▶ Material provided

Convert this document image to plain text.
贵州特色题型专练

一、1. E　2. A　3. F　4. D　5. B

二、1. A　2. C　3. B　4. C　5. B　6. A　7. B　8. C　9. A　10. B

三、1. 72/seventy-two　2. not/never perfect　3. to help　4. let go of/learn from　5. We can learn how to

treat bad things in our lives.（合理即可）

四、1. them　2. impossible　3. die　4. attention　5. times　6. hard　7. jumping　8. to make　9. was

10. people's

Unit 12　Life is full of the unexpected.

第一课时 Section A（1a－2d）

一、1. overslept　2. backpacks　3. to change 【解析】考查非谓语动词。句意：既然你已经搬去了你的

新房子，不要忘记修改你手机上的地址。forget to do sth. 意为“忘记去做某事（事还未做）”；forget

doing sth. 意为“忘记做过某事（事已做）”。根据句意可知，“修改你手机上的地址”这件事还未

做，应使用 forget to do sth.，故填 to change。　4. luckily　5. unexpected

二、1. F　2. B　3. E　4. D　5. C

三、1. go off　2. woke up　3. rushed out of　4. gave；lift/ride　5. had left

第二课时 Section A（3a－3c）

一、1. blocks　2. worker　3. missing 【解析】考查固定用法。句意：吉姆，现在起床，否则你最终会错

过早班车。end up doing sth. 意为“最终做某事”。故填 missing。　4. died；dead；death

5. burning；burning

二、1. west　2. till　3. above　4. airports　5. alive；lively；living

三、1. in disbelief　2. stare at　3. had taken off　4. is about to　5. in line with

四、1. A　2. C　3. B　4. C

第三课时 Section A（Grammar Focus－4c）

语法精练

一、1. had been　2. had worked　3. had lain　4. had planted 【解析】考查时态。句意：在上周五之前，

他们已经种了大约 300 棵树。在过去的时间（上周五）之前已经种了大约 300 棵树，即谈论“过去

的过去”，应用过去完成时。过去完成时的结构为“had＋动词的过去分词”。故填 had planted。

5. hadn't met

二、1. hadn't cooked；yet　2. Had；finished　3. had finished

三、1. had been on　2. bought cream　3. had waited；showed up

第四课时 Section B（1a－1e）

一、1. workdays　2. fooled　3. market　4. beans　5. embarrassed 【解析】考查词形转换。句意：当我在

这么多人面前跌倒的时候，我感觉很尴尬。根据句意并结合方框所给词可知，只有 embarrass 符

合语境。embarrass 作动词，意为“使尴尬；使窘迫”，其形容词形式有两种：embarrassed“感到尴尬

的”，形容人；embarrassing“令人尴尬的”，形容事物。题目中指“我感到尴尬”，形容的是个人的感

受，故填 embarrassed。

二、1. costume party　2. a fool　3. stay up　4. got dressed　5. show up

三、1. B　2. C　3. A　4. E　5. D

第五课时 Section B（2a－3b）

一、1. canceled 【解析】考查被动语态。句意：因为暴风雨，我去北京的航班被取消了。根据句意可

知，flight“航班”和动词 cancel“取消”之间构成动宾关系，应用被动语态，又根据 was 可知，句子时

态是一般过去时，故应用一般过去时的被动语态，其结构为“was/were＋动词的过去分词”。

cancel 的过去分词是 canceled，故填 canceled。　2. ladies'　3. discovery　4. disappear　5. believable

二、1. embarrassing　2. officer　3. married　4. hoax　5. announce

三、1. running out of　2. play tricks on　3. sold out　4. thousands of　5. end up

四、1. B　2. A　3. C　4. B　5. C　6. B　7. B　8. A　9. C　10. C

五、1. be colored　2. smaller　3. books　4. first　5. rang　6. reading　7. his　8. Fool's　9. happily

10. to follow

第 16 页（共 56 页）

▶ What is needed
Across the records, how many lines contain "unexpected"? Only the number should be given.

▶ Exercise solution
2